• REQUIREMENTS:
Reproduce the listing below in its entirety. Change nothing.

[Data entries]
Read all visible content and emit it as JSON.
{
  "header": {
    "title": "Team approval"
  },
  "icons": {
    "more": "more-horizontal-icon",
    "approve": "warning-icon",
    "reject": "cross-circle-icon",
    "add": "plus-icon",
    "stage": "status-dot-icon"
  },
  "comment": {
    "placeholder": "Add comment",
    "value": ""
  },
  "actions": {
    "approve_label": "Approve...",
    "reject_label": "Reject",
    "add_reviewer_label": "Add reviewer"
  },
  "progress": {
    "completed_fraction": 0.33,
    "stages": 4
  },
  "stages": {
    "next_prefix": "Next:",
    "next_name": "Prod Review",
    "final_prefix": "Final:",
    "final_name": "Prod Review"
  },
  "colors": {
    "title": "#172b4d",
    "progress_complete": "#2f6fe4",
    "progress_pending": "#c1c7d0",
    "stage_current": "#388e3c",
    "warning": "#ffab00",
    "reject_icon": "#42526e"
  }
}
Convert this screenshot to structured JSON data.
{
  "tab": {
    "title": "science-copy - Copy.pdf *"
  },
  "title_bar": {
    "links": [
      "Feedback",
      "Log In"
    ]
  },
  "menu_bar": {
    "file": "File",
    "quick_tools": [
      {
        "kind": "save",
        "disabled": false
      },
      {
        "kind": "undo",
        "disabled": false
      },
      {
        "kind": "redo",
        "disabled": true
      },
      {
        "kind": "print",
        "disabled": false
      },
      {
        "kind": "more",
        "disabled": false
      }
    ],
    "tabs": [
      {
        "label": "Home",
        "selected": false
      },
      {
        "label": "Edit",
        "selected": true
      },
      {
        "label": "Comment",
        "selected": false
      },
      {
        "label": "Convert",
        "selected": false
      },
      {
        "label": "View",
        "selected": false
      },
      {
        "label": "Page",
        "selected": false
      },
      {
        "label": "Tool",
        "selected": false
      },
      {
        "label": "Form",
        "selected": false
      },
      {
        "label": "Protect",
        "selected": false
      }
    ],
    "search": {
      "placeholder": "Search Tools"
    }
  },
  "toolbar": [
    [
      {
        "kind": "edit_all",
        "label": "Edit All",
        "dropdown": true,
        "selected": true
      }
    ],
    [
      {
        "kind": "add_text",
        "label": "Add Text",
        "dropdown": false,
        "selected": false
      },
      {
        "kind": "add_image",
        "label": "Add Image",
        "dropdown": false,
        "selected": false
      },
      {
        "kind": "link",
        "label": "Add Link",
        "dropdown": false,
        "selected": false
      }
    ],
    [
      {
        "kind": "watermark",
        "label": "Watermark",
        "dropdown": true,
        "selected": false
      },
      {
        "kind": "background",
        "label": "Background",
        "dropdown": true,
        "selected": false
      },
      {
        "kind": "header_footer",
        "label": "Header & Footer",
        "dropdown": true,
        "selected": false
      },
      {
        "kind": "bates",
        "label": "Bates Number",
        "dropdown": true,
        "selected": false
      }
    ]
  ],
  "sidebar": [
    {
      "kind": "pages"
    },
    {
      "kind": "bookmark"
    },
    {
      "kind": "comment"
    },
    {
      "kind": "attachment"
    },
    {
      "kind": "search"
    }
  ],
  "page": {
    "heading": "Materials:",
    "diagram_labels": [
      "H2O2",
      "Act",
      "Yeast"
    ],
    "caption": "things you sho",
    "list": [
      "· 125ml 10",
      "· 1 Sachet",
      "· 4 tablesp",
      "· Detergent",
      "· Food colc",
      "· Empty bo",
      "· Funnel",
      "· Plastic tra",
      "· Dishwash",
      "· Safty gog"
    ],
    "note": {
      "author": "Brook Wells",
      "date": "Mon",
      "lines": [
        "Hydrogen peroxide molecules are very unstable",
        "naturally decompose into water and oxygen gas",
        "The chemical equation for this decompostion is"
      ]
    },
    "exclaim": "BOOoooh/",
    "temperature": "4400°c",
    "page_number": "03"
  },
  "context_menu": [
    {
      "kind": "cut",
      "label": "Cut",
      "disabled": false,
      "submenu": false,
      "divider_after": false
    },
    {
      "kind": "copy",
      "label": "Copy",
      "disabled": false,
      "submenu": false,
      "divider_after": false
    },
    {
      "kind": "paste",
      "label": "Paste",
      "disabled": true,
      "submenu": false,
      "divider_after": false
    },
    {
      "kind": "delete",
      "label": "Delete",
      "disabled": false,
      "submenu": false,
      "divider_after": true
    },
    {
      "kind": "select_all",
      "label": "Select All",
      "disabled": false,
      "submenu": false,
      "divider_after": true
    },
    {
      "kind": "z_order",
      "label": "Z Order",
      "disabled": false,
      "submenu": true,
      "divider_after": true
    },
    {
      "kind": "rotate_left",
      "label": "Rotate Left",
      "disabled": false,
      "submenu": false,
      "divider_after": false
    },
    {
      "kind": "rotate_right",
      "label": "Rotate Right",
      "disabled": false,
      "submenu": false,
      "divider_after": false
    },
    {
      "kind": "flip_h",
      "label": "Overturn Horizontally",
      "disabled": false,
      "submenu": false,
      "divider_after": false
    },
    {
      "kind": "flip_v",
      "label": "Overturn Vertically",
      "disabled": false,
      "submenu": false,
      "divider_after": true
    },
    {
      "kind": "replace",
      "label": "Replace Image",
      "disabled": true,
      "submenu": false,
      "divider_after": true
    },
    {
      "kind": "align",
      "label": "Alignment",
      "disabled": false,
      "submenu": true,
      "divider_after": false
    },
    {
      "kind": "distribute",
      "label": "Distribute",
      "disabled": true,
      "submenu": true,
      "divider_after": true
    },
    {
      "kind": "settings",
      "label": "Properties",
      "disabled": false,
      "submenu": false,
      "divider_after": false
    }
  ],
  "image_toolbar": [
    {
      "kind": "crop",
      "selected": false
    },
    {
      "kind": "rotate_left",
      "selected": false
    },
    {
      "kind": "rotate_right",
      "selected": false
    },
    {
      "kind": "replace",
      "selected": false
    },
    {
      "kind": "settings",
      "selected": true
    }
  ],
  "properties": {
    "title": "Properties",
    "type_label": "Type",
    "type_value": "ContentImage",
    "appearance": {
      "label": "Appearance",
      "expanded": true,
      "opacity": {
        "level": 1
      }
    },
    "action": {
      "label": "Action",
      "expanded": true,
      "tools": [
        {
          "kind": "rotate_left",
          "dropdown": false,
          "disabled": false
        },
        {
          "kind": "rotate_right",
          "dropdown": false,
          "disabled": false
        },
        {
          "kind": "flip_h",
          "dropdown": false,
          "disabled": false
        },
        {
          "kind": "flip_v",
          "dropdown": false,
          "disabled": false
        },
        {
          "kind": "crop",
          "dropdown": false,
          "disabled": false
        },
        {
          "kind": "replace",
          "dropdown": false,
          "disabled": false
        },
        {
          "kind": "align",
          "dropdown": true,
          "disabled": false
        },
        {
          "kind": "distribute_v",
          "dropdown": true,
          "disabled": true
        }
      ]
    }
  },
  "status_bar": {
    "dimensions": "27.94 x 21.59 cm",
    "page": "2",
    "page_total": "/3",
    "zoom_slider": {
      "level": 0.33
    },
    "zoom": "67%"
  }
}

• EXERCISE RESULT:
Read all visible content and emit it as JSON.
{
  "header": {
    "title": "Team approval"
  },
  "icons": {
    "more": "more-horizontal-icon",
    "approve": "warning-icon",
    "reject": "cross-circle-icon",
    "add": "plus-icon",
    "stage": "status-dot-icon"
  },
  "comment": {
    "placeholder": "Add comment",
    "value": ""
  },
  "actions": {
    "approve_label": "Approve...",
    "reject_label": "Reject",
    "add_reviewer_label": "Add reviewer"
  },
  "progress": {
    "completed_fraction": 0.33,
    "stages": 4
  },
  "stages": {
    "next_prefix": "Next:",
    "next_name": "Prod Review",
    "final_prefix": "Final:",
    "final_name": "Prod Review"
  },
  "colors": {
    "title": "#172b4d",
    "progress_complete": "#2f6fe4",
    "progress_pending": "#c1c7d0",
    "stage_current": "#388e3c",
    "warning": "#ffab00",
    "reject_icon": "#42526e"
  }
}
Convert this screenshot to structured JSON data.
{
  "tab": {
    "title": "science-copy - Copy.pdf *"
  },
  "title_bar": {
    "links": [
      "Feedback",
      "Log In"
    ]
  },
  "menu_bar": {
    "file": "File",
    "quick_tools": [
      {
        "kind": "save",
        "disabled": false
      },
      {
        "kind": "undo",
        "disabled": false
      },
      {
        "kind": "redo",
        "disabled": true
      },
      {
        "kind": "print",
        "disabled": false
      },
      {
        "kind": "more",
        "disabled": false
      }
    ],
    "tabs": [
      {
        "label": "Home",
        "selected": false
      },
      {
        "label": "Edit",
        "selected": true
      },
      {
        "label": "Comment",
        "selected": false
      },
      {
        "label": "Convert",
        "selected": false
      },
      {
        "label": "View",
        "selected": false
      },
      {
        "label": "Page",
        "selected": false
      },
      {
        "label": "Tool",
        "selected": false
      },
      {
        "label": "Form",
        "selected": false
      },
      {
        "label": "Protect",
        "selected": false
      }
    ],
    "search": {
      "placeholder": "Search Tools"
    }
  },
  "toolbar": [
    [
      {
        "kind": "edit_all",
        "label": "Edit All",
        "dropdown": true,
        "selected": true
      }
    ],
    [
      {
        "kind": "add_text",
        "label": "Add Text",
        "dropdown": false,
        "selected": false
      },
      {
        "kind": "add_image",
        "label": "Add Image",
        "dropdown": false,
        "selected": false
      },
      {
        "kind": "link",
        "label": "Add Link",
        "dropdown": false,
        "selected": false
      }
    ],
    [
      {
        "kind": "watermark",
        "label": "Watermark",
        "dropdown": true,
        "selected": false
      },
      {
        "kind": "background",
        "label": "Background",
        "dropdown": true,
        "selected": false
      },
      {
        "kind": "header_footer",
        "label": "Header & Footer",
        "dropdown": true,
        "selected": false
      },
      {
        "kind": "bates",
        "label": "Bates Number",
        "dropdown": true,
        "selected": false
      }
    ]
  ],
  "sidebar": [
    {
      "kind": "pages"
    },
    {
      "kind": "bookmark"
    },
    {
      "kind": "comment"
    },
    {
      "kind": "attachment"
    },
    {
      "kind": "search"
    }
  ],
  "page": {
    "heading": "Materials:",
    "diagram_labels": [
      "H2O2",
      "Act",
      "Yeast"
    ],
    "caption": "things you sho",
    "list": [
      "· 125ml 10",
      "· 1 Sachet",
      "· 4 tablesp",
      "· Detergent",
      "· Food colc",
      "· Empty bo",
      "· Funnel",
      "· Plastic tra",
      "· Dishwash",
      "· Safty gog"
    ],
    "note": {
      "author": "Brook Wells",
      "date": "Mon",
      "lines": [
        "Hydrogen peroxide molecules are very unstable",
        "naturally decompose into water and oxygen gas",
        "The chemical equation for this decompostion is"
      ]
    },
    "exclaim": "BOOoooh/",
    "temperature": "4400°c",
    "page_number": "03"
  },
  "context_menu": [
    {
      "kind": "cut",
      "label": "Cut",
      "disabled": false,
      "submenu": false,
      "divider_after": false
    },
    {
      "kind": "copy",
      "label": "Copy",
      "disabled": false,
      "submenu": false,
      "divider_after": false
    },
    {
      "kind": "paste",
      "label": "Paste",
      "disabled": true,
      "submenu": false,
      "divider_after": false
    },
    {
      "kind": "delete",
      "label": "Delete",
      "disabled": false,
      "submenu": false,
      "divider_after": true
    },
    {
      "kind": "select_all",
      "label": "Select All",
      "disabled": false,
      "submenu": false,
      "divider_after": true
    },
    {
      "kind": "z_order",
      "label": "Z Order",
      "disabled": false,
      "submenu": true,
      "divider_after": true
    },
    {
      "kind": "rotate_left",
      "label": "Rotate Left",
      "disabled": false,
      "submenu": false,
      "divider_after": false
    },
    {
      "kind": "rotate_right",
      "label": "Rotate Right",
      "disabled": false,
      "submenu": false,
      "divider_after": false
    },
    {
      "kind": "flip_h",
      "label": "Overturn Horizontally",
      "disabled": false,
      "submenu": false,
      "divider_after": false
    },
    {
      "kind": "flip_v",
      "label": "Overturn Vertically",
      "disabled": false,
      "submenu": false,
      "divider_after": true
    },
    {
      "kind": "replace",
      "label": "Replace Image",
      "disabled": true,
      "submenu": false,
      "divider_after": true
    },
    {
      "kind": "align",
      "label": "Alignment",
      "disabled": false,
      "submenu": true,
      "divider_after": false
    },
    {
      "kind": "distribute",
      "label": "Distribute",
      "disabled": true,
      "submenu": true,
      "divider_after": true
    },
    {
      "kind": "settings",
      "label": "Properties",
      "disabled": false,
      "submenu": false,
      "divider_after": false
    }
  ],
  "image_toolbar": [
    {
      "kind": "crop",
      "selected": false
    },
    {
      "kind": "rotate_left",
      "selected": false
    },
    {
      "kind": "rotate_right",
      "selected": false
    },
    {
      "kind": "replace",
      "selected": false
    },
    {
      "kind": "settings",
      "selected": true
    }
  ],
  "properties": {
    "title": "Properties",
    "type_label": "Type",
    "type_value": "ContentImage",
    "appearance": {
      "label": "Appearance",
      "expanded": true,
      "opacity": {
        "level": 1
      }
    },
    "action": {
      "label": "Action",
      "expanded": true,
      "tools": [
        {
          "kind": "rotate_left",
          "dropdown": false,
          "disabled": false
        },
        {
          "kind": "rotate_right",
          "dropdown": false,
          "disabled": false
        },
        {
          "kind": "flip_h",
          "dropdown": false,
          "disabled": false
        },
        {
          "kind": "flip_v",
          "dropdown": false,
          "disabled": false
        },
        {
          "kind": "crop",
          "dropdown": false,
          "disabled": false
        },
        {
          "kind": "replace",
          "dropdown": false,
          "disabled": false
        },
        {
          "kind": "align",
          "dropdown": true,
          "disabled": false
        },
        {
          "kind": "distribute_v",
          "dropdown": true,
          "disabled": true
        }
      ]
    }
  },
  "status_bar": {
    "dimensions": "27.94 x 21.59 cm",
    "page": "2",
    "page_total": "/3",
    "zoom_slider": {
      "level": 0.33
    },
    "zoom": "67%"
  }
}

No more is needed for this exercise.